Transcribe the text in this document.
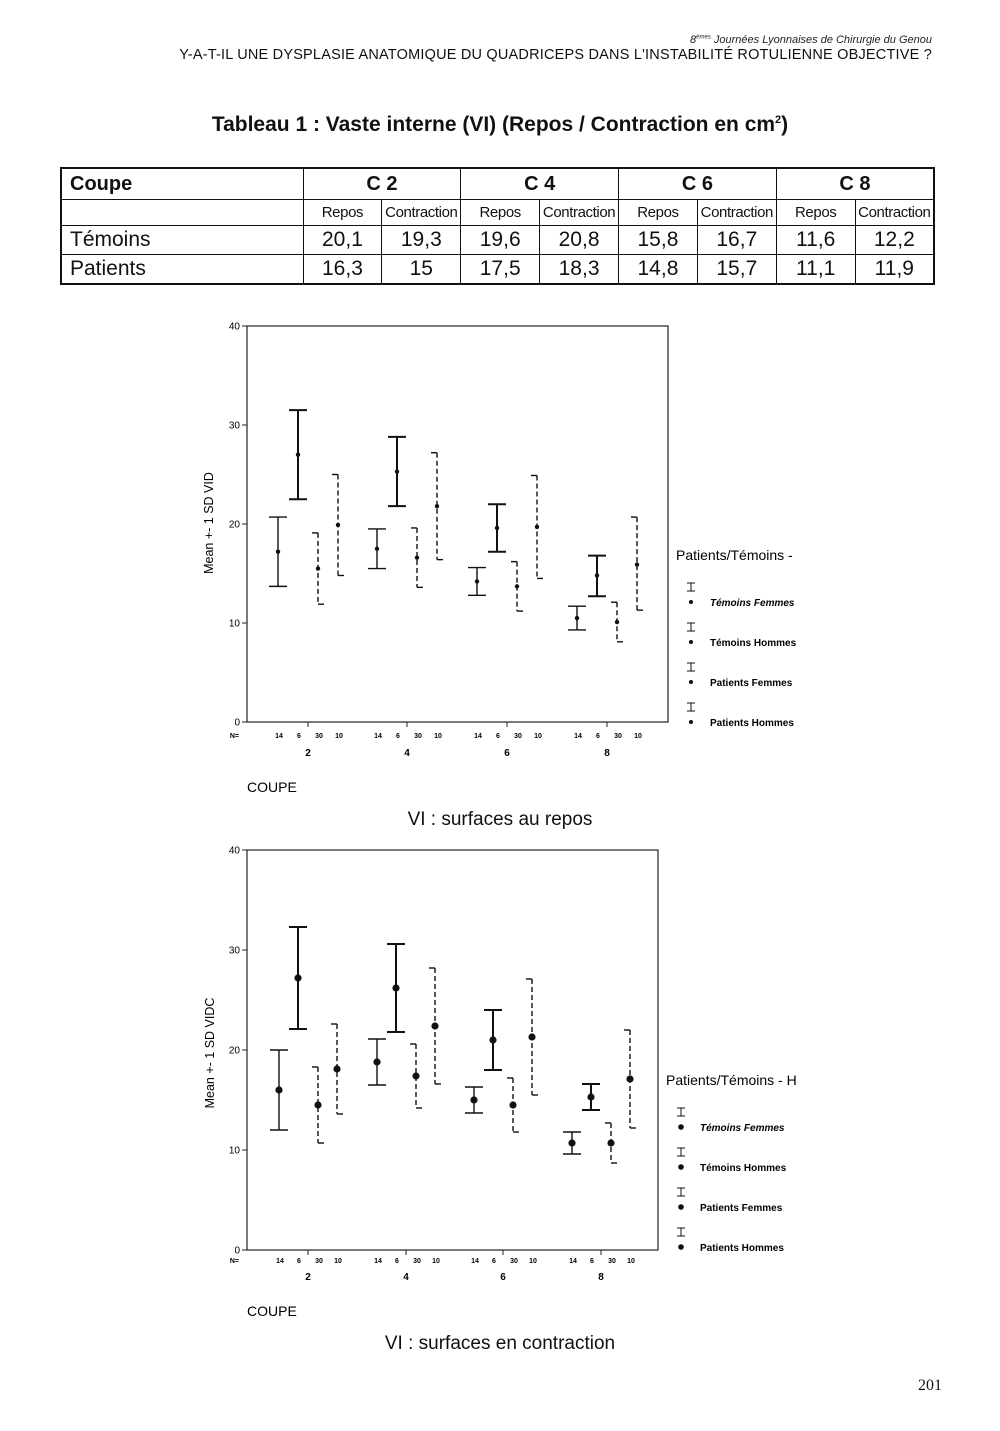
8èmes Journées Lyonnaises de Chirurgie du Genou
Y-A-T-IL UNE DYSPLASIE ANATOMIQUE DU QUADRICEPS DANS L'INSTABILITÉ ROTULIENNE OBJECTIVE ?
Tableau 1 : Vaste interne (VI) (Repos / Contraction en $cm^2$)
Coupe	C 2		C 4		C 6		C 8	
	Repos	Contraction	Repos	Contraction	Repos	Contraction	Repos	Contraction
Témoins	20,1	19,3	19,6	20,8	15,8	16,7	11,6	12,2
Patients	16,3	15	17,5	18,3	14,8	15,7	11,1	11,9
0
10
20
30
40
Mean +- 1 SD VID
N=	14 6 30 10
2
14 6 30 10
4
14 6 30 10
6
14 6 30 10
8
COUPE
Patients/Témoins -
Témoins Femmes
Témoins Hommes
Patients Femmes
Patients Hommes
VI : surfaces au repos
0
10
20
30
40
Mean +- 1 SD VIDC
N=	14 6 30 10
2
14 6 30 10
4
14 6 30 10
6
14 6 30 10
8
COUPE
Patients/Témoins - H
Témoins Femmes
Témoins Hommes
Patients Femmes
Patients Hommes
VI : surfaces en contraction
201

^^^^

• Brief: The listing above must be restated word for word. Its pictures are to be left out.

• Solution:
Transcribe the text in this document.
8èmes Journées Lyonnaises de Chirurgie du Genou
Y-A-T-IL UNE DYSPLASIE ANATOMIQUE DU QUADRICEPS DANS L'INSTABILITÉ ROTULIENNE OBJECTIVE ?
Tableau 1 : Vaste interne (VI) (Repos / Contraction en $cm^2$)
Coupe	C 2		C 4		C 6		C 8	
	Repos	Contraction	Repos	Contraction	Repos	Contraction	Repos	Contraction
Témoins	20,1	19,3	19,6	20,8	15,8	16,7	11,6	12,2
Patients	16,3	15	17,5	18,3	14,8	15,7	11,1	11,9
0
10
20
30
40
Mean +- 1 SD VID
N=	14 6 30 10
2
14 6 30 10
4
14 6 30 10
6
14 6 30 10
8
COUPE
Patients/Témoins -
Témoins Femmes
Témoins Hommes
Patients Femmes
Patients Hommes
VI : surfaces au repos
0
10
20
30
40
Mean +- 1 SD VIDC
N=	14 6 30 10
2
14 6 30 10
4
14 6 30 10
6
14 6 30 10
8
COUPE
Patients/Témoins - H
Témoins Femmes
Témoins Hommes
Patients Femmes
Patients Hommes
VI : surfaces en contraction
201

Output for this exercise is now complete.